Collected data entries -
***

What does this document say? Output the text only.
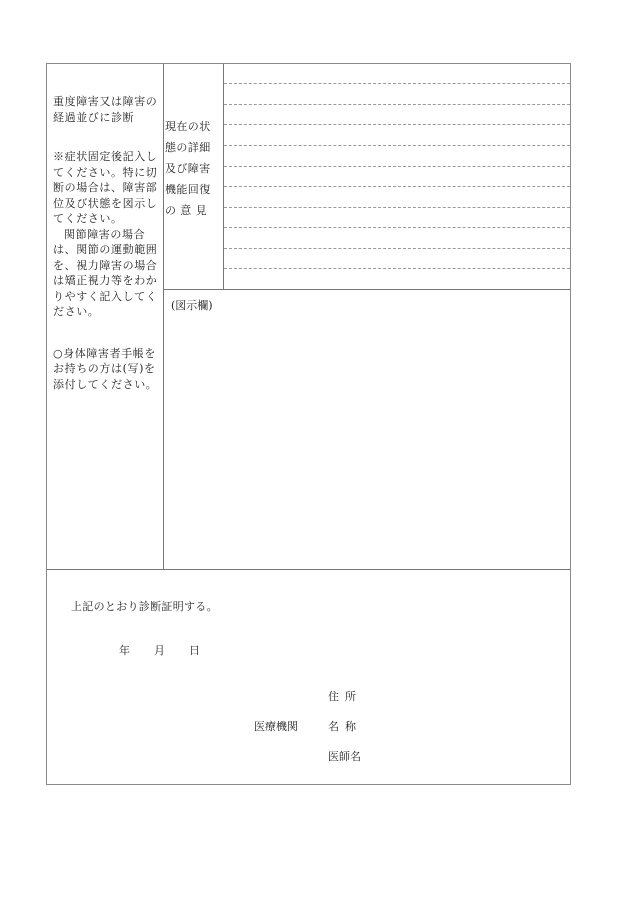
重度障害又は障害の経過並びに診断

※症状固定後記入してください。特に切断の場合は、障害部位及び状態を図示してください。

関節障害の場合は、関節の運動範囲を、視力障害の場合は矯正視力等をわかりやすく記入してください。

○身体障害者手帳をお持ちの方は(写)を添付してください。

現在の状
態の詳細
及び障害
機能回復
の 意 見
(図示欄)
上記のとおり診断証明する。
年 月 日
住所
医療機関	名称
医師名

***

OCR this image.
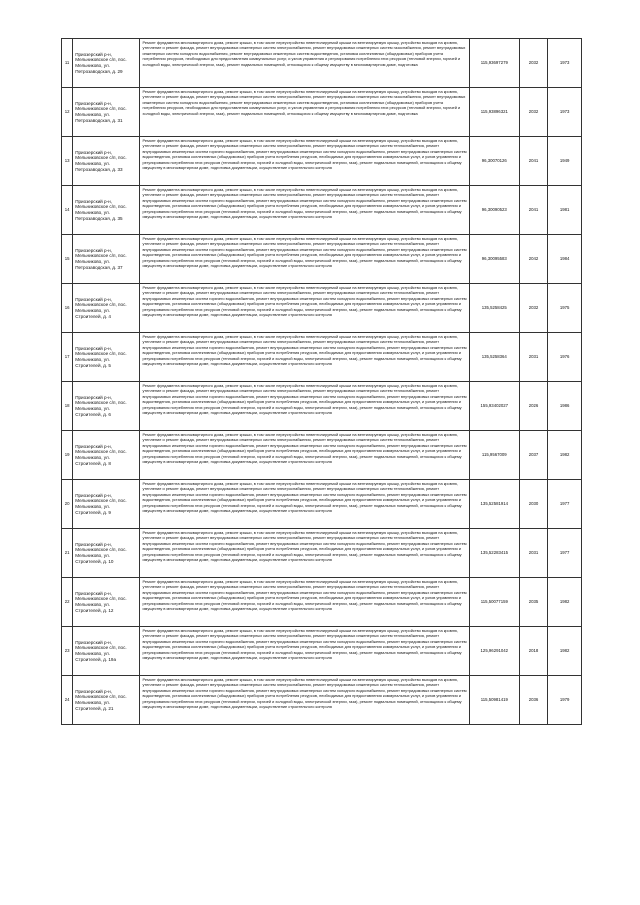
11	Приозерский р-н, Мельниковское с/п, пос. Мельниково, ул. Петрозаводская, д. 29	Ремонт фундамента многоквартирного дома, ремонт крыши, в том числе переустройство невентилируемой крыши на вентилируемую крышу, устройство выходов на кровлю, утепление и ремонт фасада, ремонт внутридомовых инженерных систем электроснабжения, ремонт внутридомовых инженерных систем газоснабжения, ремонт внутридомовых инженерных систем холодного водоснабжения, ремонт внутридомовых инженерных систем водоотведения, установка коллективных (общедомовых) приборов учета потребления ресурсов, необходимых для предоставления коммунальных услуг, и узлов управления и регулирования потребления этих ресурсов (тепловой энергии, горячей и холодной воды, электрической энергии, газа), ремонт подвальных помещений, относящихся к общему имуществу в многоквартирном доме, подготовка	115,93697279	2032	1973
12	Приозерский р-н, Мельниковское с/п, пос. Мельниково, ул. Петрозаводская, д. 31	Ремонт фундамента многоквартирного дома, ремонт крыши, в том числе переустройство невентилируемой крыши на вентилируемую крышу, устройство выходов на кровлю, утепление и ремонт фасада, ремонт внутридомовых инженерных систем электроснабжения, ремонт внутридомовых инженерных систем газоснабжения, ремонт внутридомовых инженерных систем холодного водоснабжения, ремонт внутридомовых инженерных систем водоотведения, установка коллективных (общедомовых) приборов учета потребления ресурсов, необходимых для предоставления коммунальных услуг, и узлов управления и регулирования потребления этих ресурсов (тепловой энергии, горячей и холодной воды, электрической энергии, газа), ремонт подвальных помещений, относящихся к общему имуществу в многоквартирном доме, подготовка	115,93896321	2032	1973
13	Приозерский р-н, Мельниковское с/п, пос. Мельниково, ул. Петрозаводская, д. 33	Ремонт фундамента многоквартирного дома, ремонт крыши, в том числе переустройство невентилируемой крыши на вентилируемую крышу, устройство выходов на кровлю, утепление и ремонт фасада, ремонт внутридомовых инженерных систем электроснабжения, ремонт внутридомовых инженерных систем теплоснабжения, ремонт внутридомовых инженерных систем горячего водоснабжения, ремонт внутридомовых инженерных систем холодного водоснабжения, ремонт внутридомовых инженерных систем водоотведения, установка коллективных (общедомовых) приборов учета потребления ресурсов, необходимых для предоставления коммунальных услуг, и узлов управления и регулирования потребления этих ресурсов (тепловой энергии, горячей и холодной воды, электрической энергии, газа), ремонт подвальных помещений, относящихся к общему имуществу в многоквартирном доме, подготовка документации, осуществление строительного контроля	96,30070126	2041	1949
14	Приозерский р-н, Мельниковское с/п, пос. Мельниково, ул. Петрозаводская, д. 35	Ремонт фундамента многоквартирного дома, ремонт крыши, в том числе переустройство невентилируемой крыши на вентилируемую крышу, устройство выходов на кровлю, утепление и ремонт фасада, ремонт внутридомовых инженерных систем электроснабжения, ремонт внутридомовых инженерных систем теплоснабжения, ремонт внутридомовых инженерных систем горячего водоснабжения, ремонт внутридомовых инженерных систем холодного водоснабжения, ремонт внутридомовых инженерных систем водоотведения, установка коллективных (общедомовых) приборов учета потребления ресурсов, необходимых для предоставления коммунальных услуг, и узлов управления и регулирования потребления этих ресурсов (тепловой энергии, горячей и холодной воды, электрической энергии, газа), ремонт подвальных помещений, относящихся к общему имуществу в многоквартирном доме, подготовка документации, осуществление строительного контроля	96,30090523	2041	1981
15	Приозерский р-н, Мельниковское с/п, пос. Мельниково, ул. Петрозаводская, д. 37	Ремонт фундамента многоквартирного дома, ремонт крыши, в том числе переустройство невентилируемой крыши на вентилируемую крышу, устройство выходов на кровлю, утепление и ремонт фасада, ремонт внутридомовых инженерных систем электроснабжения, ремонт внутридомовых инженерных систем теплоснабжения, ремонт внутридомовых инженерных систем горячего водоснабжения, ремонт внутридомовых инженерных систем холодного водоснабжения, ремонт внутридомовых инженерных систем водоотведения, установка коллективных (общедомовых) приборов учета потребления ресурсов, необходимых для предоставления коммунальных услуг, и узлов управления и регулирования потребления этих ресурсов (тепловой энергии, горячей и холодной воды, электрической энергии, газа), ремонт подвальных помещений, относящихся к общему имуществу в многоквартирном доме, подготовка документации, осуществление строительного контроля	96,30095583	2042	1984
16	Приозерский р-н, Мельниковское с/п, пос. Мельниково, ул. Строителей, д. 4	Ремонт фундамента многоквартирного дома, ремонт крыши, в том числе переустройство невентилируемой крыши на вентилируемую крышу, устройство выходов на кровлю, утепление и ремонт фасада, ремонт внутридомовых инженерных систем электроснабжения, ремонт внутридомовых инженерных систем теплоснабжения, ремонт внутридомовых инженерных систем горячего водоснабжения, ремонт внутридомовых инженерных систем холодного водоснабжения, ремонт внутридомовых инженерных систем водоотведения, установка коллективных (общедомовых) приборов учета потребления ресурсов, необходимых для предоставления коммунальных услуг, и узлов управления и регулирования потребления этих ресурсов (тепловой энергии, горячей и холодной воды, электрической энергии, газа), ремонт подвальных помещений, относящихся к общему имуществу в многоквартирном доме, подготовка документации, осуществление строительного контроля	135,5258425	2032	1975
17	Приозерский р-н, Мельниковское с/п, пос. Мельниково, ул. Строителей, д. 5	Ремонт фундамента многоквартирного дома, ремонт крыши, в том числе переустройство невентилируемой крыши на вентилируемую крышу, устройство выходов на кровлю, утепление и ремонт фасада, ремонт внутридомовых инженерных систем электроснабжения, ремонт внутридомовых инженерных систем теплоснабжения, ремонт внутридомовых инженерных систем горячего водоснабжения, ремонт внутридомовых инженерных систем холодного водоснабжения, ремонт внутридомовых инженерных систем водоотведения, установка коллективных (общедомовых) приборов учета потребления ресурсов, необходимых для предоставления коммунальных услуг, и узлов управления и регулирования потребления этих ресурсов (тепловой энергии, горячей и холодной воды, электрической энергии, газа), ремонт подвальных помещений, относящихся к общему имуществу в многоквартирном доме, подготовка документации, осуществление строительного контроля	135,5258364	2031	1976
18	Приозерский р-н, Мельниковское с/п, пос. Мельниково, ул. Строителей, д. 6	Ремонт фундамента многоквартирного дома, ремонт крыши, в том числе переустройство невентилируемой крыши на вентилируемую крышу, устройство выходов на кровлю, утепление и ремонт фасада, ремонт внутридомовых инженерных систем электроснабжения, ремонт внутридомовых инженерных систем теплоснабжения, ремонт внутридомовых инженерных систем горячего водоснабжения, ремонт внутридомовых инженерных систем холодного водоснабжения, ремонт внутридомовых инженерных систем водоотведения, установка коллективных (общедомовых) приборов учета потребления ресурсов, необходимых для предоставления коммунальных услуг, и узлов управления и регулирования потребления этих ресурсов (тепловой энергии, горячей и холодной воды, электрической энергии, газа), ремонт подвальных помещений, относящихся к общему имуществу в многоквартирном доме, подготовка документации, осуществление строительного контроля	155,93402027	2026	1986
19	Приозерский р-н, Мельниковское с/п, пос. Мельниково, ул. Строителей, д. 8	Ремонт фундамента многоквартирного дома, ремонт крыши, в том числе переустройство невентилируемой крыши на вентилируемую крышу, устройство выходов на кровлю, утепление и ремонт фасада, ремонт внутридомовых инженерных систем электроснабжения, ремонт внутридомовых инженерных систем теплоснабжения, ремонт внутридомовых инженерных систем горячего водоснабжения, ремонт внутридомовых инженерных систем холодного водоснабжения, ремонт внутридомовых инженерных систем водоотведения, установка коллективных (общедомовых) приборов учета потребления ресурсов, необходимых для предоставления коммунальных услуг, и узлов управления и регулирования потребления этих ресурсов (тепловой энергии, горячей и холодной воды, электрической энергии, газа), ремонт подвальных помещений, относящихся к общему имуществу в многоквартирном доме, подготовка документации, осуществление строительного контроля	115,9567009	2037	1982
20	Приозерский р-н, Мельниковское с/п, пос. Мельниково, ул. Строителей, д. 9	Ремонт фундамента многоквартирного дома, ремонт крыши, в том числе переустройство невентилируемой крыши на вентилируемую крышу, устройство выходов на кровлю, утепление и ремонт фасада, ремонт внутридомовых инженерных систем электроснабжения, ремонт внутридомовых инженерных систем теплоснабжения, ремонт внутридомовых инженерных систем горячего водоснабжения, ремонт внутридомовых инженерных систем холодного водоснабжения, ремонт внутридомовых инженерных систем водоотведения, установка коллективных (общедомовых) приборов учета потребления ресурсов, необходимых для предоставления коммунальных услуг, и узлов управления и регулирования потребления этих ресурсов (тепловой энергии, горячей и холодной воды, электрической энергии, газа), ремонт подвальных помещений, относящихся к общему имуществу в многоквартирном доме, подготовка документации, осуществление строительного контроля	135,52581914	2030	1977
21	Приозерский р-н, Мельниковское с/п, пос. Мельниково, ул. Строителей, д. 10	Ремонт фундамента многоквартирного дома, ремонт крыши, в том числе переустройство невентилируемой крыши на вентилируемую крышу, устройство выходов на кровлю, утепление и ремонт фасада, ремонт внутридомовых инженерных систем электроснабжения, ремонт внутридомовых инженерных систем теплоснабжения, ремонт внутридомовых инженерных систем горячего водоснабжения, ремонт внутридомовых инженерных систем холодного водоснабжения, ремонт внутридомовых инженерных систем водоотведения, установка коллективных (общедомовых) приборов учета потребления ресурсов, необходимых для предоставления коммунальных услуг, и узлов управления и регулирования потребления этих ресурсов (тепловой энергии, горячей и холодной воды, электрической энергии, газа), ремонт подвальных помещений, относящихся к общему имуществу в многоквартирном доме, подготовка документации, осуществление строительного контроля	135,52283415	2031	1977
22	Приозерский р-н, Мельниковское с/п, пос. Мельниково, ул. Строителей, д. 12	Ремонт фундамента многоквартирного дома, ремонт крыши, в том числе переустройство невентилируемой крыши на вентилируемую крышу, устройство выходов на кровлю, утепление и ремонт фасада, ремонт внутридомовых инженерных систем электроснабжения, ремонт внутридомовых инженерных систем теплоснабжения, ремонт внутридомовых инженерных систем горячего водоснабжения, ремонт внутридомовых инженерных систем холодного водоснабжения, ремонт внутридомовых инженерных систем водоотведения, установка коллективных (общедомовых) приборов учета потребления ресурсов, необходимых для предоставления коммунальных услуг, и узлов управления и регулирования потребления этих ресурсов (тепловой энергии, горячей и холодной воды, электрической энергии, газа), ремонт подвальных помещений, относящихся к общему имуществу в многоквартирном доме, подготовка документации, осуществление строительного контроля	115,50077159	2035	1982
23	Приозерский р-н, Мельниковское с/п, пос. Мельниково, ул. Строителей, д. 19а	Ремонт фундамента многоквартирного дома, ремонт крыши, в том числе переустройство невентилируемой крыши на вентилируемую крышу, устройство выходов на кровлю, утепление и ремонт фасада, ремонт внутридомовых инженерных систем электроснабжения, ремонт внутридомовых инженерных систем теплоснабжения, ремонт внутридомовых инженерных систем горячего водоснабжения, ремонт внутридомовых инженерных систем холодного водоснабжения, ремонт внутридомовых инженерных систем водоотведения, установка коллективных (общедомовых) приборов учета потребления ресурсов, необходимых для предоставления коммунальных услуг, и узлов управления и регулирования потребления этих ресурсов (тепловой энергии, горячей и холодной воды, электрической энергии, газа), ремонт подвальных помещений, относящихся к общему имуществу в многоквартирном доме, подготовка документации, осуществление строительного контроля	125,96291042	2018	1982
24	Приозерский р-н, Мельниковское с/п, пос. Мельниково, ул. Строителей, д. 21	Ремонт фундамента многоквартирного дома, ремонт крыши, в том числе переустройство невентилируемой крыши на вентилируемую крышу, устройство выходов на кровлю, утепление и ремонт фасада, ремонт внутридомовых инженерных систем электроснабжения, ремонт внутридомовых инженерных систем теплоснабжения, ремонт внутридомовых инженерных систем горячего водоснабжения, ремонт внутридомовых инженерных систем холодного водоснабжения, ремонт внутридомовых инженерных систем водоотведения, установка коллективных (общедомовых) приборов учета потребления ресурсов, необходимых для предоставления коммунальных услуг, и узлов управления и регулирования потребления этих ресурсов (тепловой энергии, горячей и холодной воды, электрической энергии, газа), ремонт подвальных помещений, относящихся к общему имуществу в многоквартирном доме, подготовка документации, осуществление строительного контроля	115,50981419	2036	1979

***

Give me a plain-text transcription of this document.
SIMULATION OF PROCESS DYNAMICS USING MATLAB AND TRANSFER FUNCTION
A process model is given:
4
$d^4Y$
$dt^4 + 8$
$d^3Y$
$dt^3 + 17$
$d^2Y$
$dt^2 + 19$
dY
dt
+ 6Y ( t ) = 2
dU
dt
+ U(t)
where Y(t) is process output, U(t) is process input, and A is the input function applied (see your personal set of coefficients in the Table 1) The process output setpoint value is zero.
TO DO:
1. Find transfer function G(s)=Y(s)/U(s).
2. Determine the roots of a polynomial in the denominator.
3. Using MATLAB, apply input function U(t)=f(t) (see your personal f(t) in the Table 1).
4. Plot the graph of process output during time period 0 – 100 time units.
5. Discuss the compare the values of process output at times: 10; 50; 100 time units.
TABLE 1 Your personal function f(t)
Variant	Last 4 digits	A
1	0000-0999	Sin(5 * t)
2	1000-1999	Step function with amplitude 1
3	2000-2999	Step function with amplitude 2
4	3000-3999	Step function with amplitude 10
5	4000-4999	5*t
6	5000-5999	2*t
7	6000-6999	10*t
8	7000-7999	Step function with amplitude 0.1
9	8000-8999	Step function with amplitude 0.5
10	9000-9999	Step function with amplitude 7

***

What to do - State, as a bare number, how many lines of the listing hold the word "amplitude".

Response to the exercise - 6